- **Exercise description**: Lines holding the string "Event" are the ones to copy; find them all in the data.

- **Stored records**:

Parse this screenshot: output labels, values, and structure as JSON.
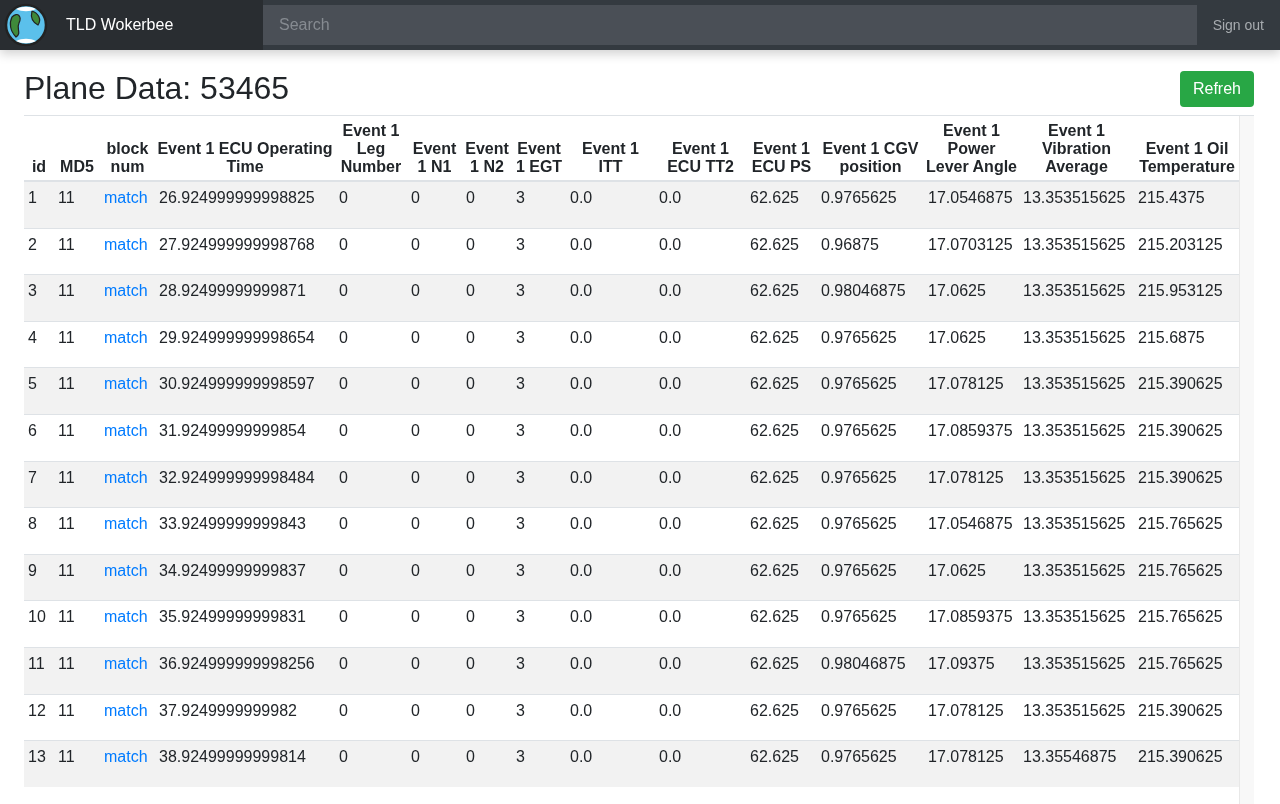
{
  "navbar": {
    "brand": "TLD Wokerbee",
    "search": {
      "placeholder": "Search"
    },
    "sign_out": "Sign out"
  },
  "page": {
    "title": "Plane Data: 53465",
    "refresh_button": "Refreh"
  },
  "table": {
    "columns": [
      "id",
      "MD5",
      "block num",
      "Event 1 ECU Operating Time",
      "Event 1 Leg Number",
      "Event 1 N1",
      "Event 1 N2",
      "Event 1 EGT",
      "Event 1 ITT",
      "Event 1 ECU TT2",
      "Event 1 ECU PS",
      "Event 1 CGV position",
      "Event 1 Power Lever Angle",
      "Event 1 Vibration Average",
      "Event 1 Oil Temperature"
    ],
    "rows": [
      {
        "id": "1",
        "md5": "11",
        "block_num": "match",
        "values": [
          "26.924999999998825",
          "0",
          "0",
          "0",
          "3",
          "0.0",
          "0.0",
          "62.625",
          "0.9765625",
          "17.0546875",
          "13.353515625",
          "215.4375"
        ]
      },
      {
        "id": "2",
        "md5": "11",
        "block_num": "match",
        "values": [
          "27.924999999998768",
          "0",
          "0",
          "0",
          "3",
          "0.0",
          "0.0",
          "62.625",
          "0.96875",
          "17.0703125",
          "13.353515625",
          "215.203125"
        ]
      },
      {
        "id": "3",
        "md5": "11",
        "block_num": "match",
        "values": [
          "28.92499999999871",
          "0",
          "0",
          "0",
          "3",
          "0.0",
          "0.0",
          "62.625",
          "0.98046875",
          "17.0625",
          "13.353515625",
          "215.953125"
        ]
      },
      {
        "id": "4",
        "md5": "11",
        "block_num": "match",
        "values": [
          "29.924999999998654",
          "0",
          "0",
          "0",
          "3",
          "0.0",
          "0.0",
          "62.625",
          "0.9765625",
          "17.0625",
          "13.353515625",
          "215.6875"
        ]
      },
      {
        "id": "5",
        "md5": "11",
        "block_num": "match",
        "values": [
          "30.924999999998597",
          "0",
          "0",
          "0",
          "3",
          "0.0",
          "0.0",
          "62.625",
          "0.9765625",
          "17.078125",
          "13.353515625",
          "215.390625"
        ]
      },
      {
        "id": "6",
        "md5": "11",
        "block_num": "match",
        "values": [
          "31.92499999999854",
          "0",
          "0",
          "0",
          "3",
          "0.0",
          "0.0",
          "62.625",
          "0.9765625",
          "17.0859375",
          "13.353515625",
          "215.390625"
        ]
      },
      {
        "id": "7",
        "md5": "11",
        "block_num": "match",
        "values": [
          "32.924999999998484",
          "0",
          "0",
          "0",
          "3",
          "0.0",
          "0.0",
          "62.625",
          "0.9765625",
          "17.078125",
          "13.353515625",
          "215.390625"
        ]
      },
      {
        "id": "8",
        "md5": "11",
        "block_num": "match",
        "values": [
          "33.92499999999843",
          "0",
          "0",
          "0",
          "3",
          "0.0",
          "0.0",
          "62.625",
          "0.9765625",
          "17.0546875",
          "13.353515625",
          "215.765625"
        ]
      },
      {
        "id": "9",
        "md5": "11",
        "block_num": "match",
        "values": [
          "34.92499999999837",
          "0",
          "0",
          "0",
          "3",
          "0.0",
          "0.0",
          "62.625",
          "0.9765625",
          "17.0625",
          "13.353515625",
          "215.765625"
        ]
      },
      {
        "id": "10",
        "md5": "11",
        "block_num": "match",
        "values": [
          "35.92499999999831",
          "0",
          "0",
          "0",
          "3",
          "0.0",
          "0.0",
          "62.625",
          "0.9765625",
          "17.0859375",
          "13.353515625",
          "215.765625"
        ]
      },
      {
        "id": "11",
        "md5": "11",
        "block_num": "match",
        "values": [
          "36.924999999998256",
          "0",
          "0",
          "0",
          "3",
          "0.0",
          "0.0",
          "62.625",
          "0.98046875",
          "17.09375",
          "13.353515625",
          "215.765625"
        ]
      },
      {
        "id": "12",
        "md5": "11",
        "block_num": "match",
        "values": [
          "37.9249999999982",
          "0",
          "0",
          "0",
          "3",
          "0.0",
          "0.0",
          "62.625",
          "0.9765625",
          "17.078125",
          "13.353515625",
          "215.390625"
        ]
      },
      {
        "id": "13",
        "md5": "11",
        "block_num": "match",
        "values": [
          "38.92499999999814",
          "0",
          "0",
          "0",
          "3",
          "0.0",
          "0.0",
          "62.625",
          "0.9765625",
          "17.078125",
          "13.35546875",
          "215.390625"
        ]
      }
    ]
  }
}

- **Written solution**:
      "Event 1 ECU Operating Time",
      "Event 1 Leg Number",
      "Event 1 N1",
      "Event 1 N2",
      "Event 1 EGT",
      "Event 1 ITT",
      "Event 1 ECU TT2",
      "Event 1 ECU PS",
      "Event 1 CGV position",
      "Event 1 Power Lever Angle",
      "Event 1 Vibration Average",
      "Event 1 Oil Temperature"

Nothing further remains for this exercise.